**Goal**
Pictures stay out of the copy; set down each line of the listing below exactly.
[start Data for this exercise]
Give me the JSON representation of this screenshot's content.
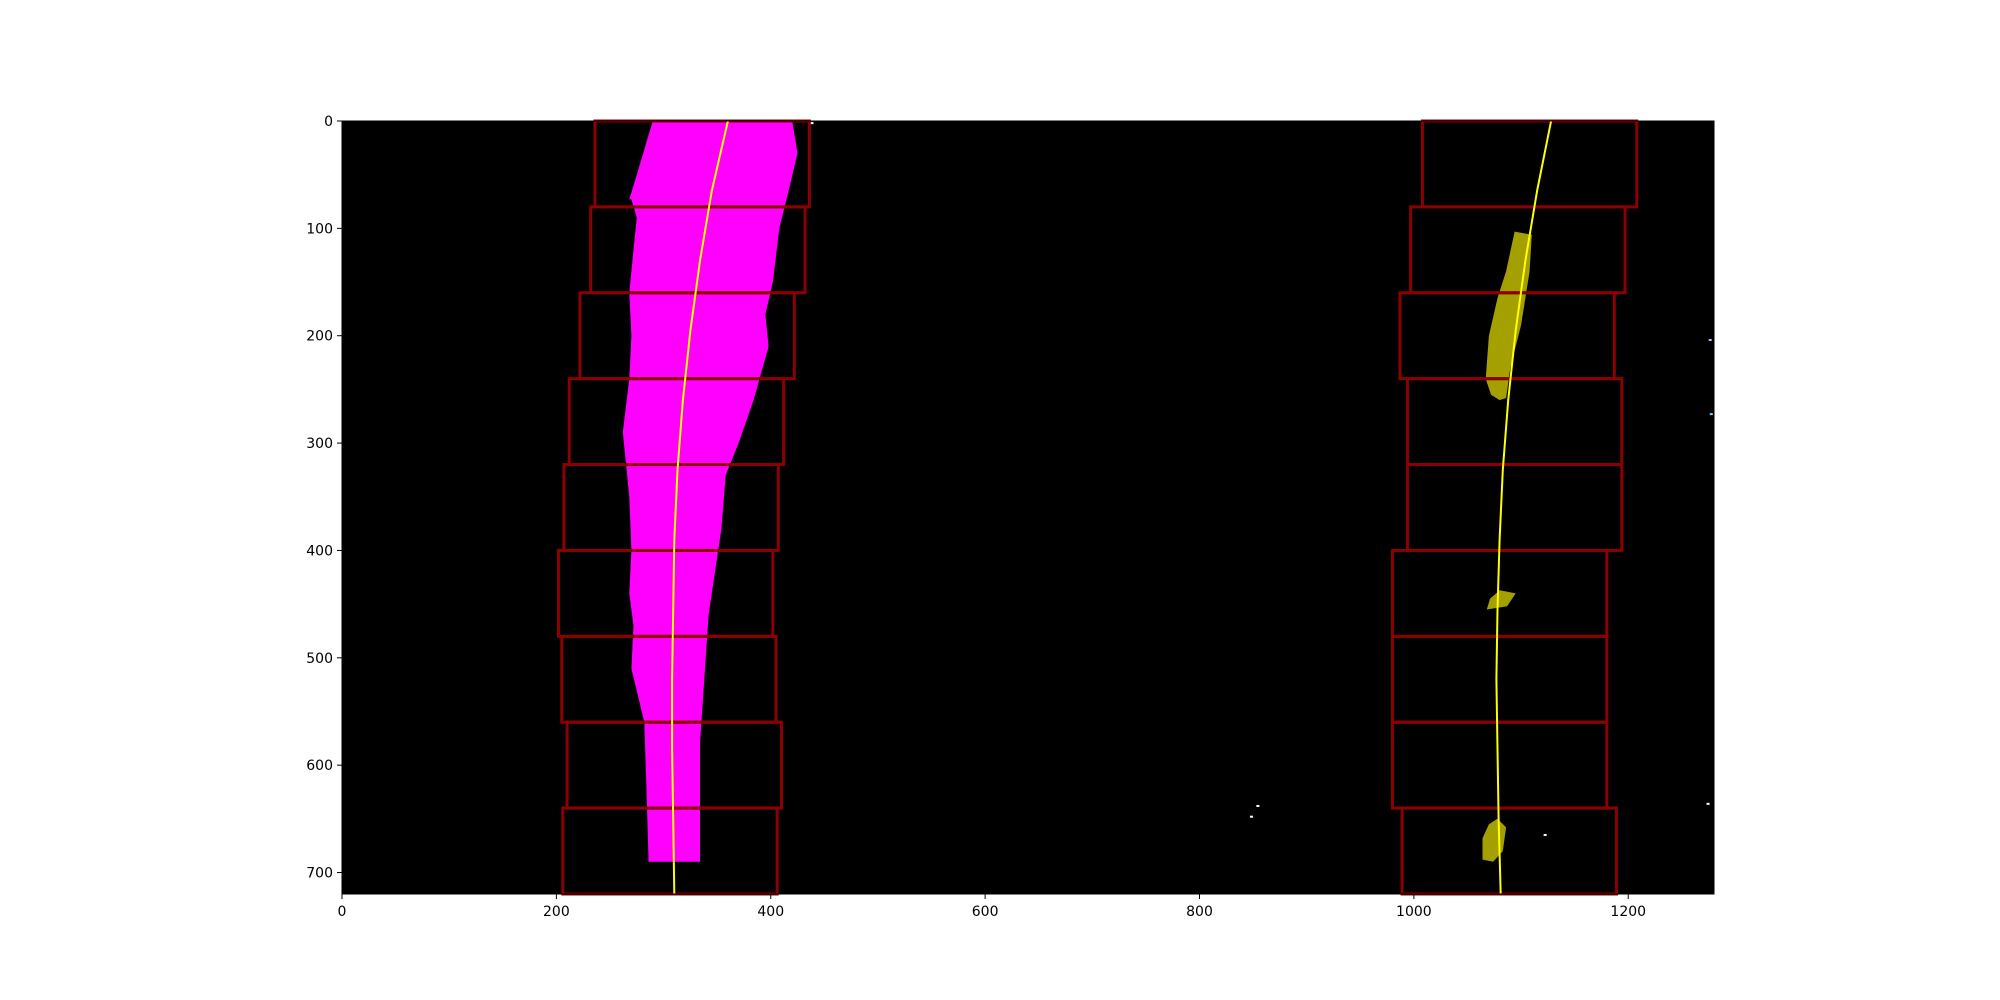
{
  "chart_data": {
    "type": "image",
    "title": "",
    "xlabel": "",
    "ylabel": "",
    "xlim": [
      0,
      1280
    ],
    "ylim": [
      720,
      0
    ],
    "x_ticks": [
      0,
      200,
      400,
      600,
      800,
      1000,
      1200
    ],
    "x_tick_labels": [
      "0",
      "200",
      "400",
      "600",
      "800",
      "1000",
      "1200"
    ],
    "y_ticks": [
      0,
      100,
      200,
      300,
      400,
      500,
      600,
      700
    ],
    "y_tick_labels": [
      "0",
      "100",
      "200",
      "300",
      "400",
      "500",
      "600",
      "700"
    ],
    "grid": false,
    "legend": "none",
    "background_color": "#000000",
    "colors": {
      "left_lane_pixels": "#ff00ff",
      "right_lane_pixels": "#a3a000",
      "window_boxes": "#8b0000",
      "fit_lines": "#ffff00"
    },
    "left_windows": [
      {
        "x1": 236,
        "x2": 436,
        "y1": 0,
        "y2": 80
      },
      {
        "x1": 232,
        "x2": 432,
        "y1": 80,
        "y2": 160
      },
      {
        "x1": 222,
        "x2": 422,
        "y1": 160,
        "y2": 240
      },
      {
        "x1": 212,
        "x2": 412,
        "y1": 240,
        "y2": 320
      },
      {
        "x1": 207,
        "x2": 407,
        "y1": 320,
        "y2": 400
      },
      {
        "x1": 202,
        "x2": 402,
        "y1": 400,
        "y2": 480
      },
      {
        "x1": 205,
        "x2": 405,
        "y1": 480,
        "y2": 560
      },
      {
        "x1": 210,
        "x2": 410,
        "y1": 560,
        "y2": 640
      },
      {
        "x1": 206,
        "x2": 406,
        "y1": 640,
        "y2": 720
      }
    ],
    "right_windows": [
      {
        "x1": 1008,
        "x2": 1208,
        "y1": 0,
        "y2": 80
      },
      {
        "x1": 997,
        "x2": 1197,
        "y1": 80,
        "y2": 160
      },
      {
        "x1": 987,
        "x2": 1187,
        "y1": 160,
        "y2": 240
      },
      {
        "x1": 994,
        "x2": 1194,
        "y1": 240,
        "y2": 320
      },
      {
        "x1": 994,
        "x2": 1194,
        "y1": 320,
        "y2": 400
      },
      {
        "x1": 980,
        "x2": 1180,
        "y1": 400,
        "y2": 480
      },
      {
        "x1": 980,
        "x2": 1180,
        "y1": 480,
        "y2": 560
      },
      {
        "x1": 980,
        "x2": 1180,
        "y1": 560,
        "y2": 640
      },
      {
        "x1": 989,
        "x2": 1189,
        "y1": 640,
        "y2": 720
      }
    ],
    "left_fit": {
      "x": [
        360,
        345,
        334,
        325,
        318,
        313,
        310,
        309,
        308,
        308,
        309,
        310
      ],
      "y": [
        0,
        65,
        130,
        195,
        260,
        325,
        390,
        455,
        520,
        585,
        650,
        720
      ]
    },
    "right_fit": {
      "x": [
        1128,
        1115,
        1104,
        1095,
        1088,
        1083,
        1080,
        1078,
        1077,
        1078,
        1079,
        1081
      ],
      "y": [
        0,
        65,
        130,
        195,
        260,
        325,
        390,
        455,
        520,
        585,
        650,
        720
      ]
    },
    "left_lane_region": {
      "x": [
        290,
        420,
        425,
        418,
        408,
        402,
        395,
        398,
        384,
        370,
        358,
        354,
        348,
        342,
        338,
        334,
        334,
        286,
        284,
        282,
        270,
        272,
        268,
        270,
        268,
        262,
        268,
        270,
        268,
        272,
        275,
        270,
        268,
        275,
        290
      ],
      "y": [
        0,
        0,
        30,
        60,
        100,
        150,
        180,
        210,
        260,
        300,
        330,
        380,
        420,
        460,
        520,
        580,
        690,
        690,
        620,
        560,
        510,
        470,
        440,
        400,
        350,
        290,
        240,
        200,
        160,
        120,
        90,
        73,
        73,
        50,
        0
      ]
    },
    "right_blobs": [
      {
        "x": [
          1094,
          1110,
          1108,
          1100,
          1090,
          1086,
          1080,
          1072,
          1067,
          1070,
          1078,
          1086,
          1094
        ],
        "y": [
          103,
          106,
          140,
          190,
          230,
          258,
          260,
          255,
          240,
          200,
          165,
          140,
          103
        ]
      },
      {
        "x": [
          1080,
          1095,
          1087,
          1068,
          1071,
          1080
        ],
        "y": [
          437,
          440,
          452,
          455,
          445,
          437
        ]
      },
      {
        "x": [
          1078,
          1086,
          1083,
          1074,
          1064,
          1064,
          1070,
          1078
        ],
        "y": [
          650,
          658,
          680,
          690,
          688,
          668,
          655,
          650
        ]
      }
    ],
    "noise_specks": [
      {
        "x": 848,
        "y": 648,
        "color": "#ffffff"
      },
      {
        "x": 854,
        "y": 638,
        "color": "#ffffff"
      },
      {
        "x": 1122,
        "y": 665,
        "color": "#ffffff"
      },
      {
        "x": 1276,
        "y": 204,
        "color": "#7fd3ff"
      },
      {
        "x": 1277,
        "y": 273,
        "color": "#7fd3ff"
      },
      {
        "x": 1274,
        "y": 636,
        "color": "#ffffff"
      },
      {
        "x": 438,
        "y": 2,
        "color": "#ffffff"
      }
    ]
  }
}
[end Data for this exercise]
**Answer for the task**
Give me the JSON representation of this screenshot's content.
{
  "chart_data": {
    "type": "image",
    "title": "",
    "xlabel": "",
    "ylabel": "",
    "xlim": [
      0,
      1280
    ],
    "ylim": [
      720,
      0
    ],
    "x_ticks": [
      0,
      200,
      400,
      600,
      800,
      1000,
      1200
    ],
    "x_tick_labels": [
      "0",
      "200",
      "400",
      "600",
      "800",
      "1000",
      "1200"
    ],
    "y_ticks": [
      0,
      100,
      200,
      300,
      400,
      500,
      600,
      700
    ],
    "y_tick_labels": [
      "0",
      "100",
      "200",
      "300",
      "400",
      "500",
      "600",
      "700"
    ],
    "grid": false,
    "legend": "none",
    "background_color": "#000000",
    "colors": {
      "left_lane_pixels": "#ff00ff",
      "right_lane_pixels": "#a3a000",
      "window_boxes": "#8b0000",
      "fit_lines": "#ffff00"
    },
    "left_windows": [
      {
        "x1": 236,
        "x2": 436,
        "y1": 0,
        "y2": 80
      },
      {
        "x1": 232,
        "x2": 432,
        "y1": 80,
        "y2": 160
      },
      {
        "x1": 222,
        "x2": 422,
        "y1": 160,
        "y2": 240
      },
      {
        "x1": 212,
        "x2": 412,
        "y1": 240,
        "y2": 320
      },
      {
        "x1": 207,
        "x2": 407,
        "y1": 320,
        "y2": 400
      },
      {
        "x1": 202,
        "x2": 402,
        "y1": 400,
        "y2": 480
      },
      {
        "x1": 205,
        "x2": 405,
        "y1": 480,
        "y2": 560
      },
      {
        "x1": 210,
        "x2": 410,
        "y1": 560,
        "y2": 640
      },
      {
        "x1": 206,
        "x2": 406,
        "y1": 640,
        "y2": 720
      }
    ],
    "right_windows": [
      {
        "x1": 1008,
        "x2": 1208,
        "y1": 0,
        "y2": 80
      },
      {
        "x1": 997,
        "x2": 1197,
        "y1": 80,
        "y2": 160
      },
      {
        "x1": 987,
        "x2": 1187,
        "y1": 160,
        "y2": 240
      },
      {
        "x1": 994,
        "x2": 1194,
        "y1": 240,
        "y2": 320
      },
      {
        "x1": 994,
        "x2": 1194,
        "y1": 320,
        "y2": 400
      },
      {
        "x1": 980,
        "x2": 1180,
        "y1": 400,
        "y2": 480
      },
      {
        "x1": 980,
        "x2": 1180,
        "y1": 480,
        "y2": 560
      },
      {
        "x1": 980,
        "x2": 1180,
        "y1": 560,
        "y2": 640
      },
      {
        "x1": 989,
        "x2": 1189,
        "y1": 640,
        "y2": 720
      }
    ],
    "left_fit": {
      "x": [
        360,
        345,
        334,
        325,
        318,
        313,
        310,
        309,
        308,
        308,
        309,
        310
      ],
      "y": [
        0,
        65,
        130,
        195,
        260,
        325,
        390,
        455,
        520,
        585,
        650,
        720
      ]
    },
    "right_fit": {
      "x": [
        1128,
        1115,
        1104,
        1095,
        1088,
        1083,
        1080,
        1078,
        1077,
        1078,
        1079,
        1081
      ],
      "y": [
        0,
        65,
        130,
        195,
        260,
        325,
        390,
        455,
        520,
        585,
        650,
        720
      ]
    },
    "left_lane_region": {
      "x": [
        290,
        420,
        425,
        418,
        408,
        402,
        395,
        398,
        384,
        370,
        358,
        354,
        348,
        342,
        338,
        334,
        334,
        286,
        284,
        282,
        270,
        272,
        268,
        270,
        268,
        262,
        268,
        270,
        268,
        272,
        275,
        270,
        268,
        275,
        290
      ],
      "y": [
        0,
        0,
        30,
        60,
        100,
        150,
        180,
        210,
        260,
        300,
        330,
        380,
        420,
        460,
        520,
        580,
        690,
        690,
        620,
        560,
        510,
        470,
        440,
        400,
        350,
        290,
        240,
        200,
        160,
        120,
        90,
        73,
        73,
        50,
        0
      ]
    },
    "right_blobs": [
      {
        "x": [
          1094,
          1110,
          1108,
          1100,
          1090,
          1086,
          1080,
          1072,
          1067,
          1070,
          1078,
          1086,
          1094
        ],
        "y": [
          103,
          106,
          140,
          190,
          230,
          258,
          260,
          255,
          240,
          200,
          165,
          140,
          103
        ]
      },
      {
        "x": [
          1080,
          1095,
          1087,
          1068,
          1071,
          1080
        ],
        "y": [
          437,
          440,
          452,
          455,
          445,
          437
        ]
      },
      {
        "x": [
          1078,
          1086,
          1083,
          1074,
          1064,
          1064,
          1070,
          1078
        ],
        "y": [
          650,
          658,
          680,
          690,
          688,
          668,
          655,
          650
        ]
      }
    ],
    "noise_specks": [
      {
        "x": 848,
        "y": 648,
        "color": "#ffffff"
      },
      {
        "x": 854,
        "y": 638,
        "color": "#ffffff"
      },
      {
        "x": 1122,
        "y": 665,
        "color": "#ffffff"
      },
      {
        "x": 1276,
        "y": 204,
        "color": "#7fd3ff"
      },
      {
        "x": 1277,
        "y": 273,
        "color": "#7fd3ff"
      },
      {
        "x": 1274,
        "y": 636,
        "color": "#ffffff"
      },
      {
        "x": 438,
        "y": 2,
        "color": "#ffffff"
      }
    ]
  }
}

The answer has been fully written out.